The entries below contain pictures. Retype everything except those pictures, exactly as given.

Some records
========

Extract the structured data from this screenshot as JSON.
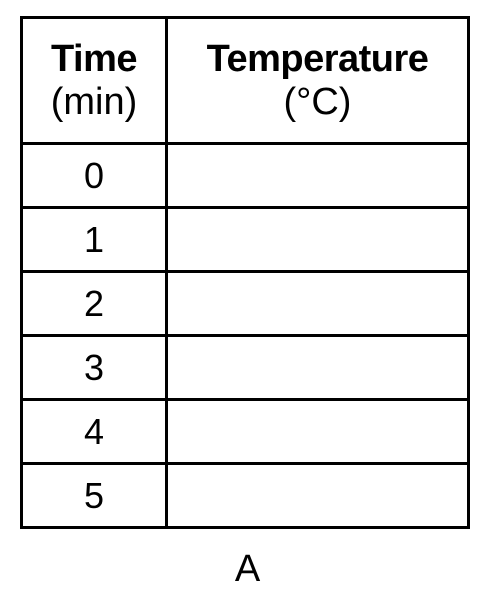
{
  "table": {
    "headers": [
      {
        "title": "Time",
        "unit": "(min)"
      },
      {
        "title": "Temperature",
        "unit": "(°C)"
      }
    ],
    "rows": [
      {
        "time": "0",
        "temperature": ""
      },
      {
        "time": "1",
        "temperature": ""
      },
      {
        "time": "2",
        "temperature": ""
      },
      {
        "time": "3",
        "temperature": ""
      },
      {
        "time": "4",
        "temperature": ""
      },
      {
        "time": "5",
        "temperature": ""
      }
    ]
  },
  "caption": "A"
}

========

> ANSWER IN FULL
Extract the structured data from this screenshot as JSON.
{
  "table": {
    "headers": [
      {
        "title": "Time",
        "unit": "(min)"
      },
      {
        "title": "Temperature",
        "unit": "(°C)"
      }
    ],
    "rows": [
      {
        "time": "0",
        "temperature": ""
      },
      {
        "time": "1",
        "temperature": ""
      },
      {
        "time": "2",
        "temperature": ""
      },
      {
        "time": "3",
        "temperature": ""
      },
      {
        "time": "4",
        "temperature": ""
      },
      {
        "time": "5",
        "temperature": ""
      }
    ]
  },
  "caption": "A"
}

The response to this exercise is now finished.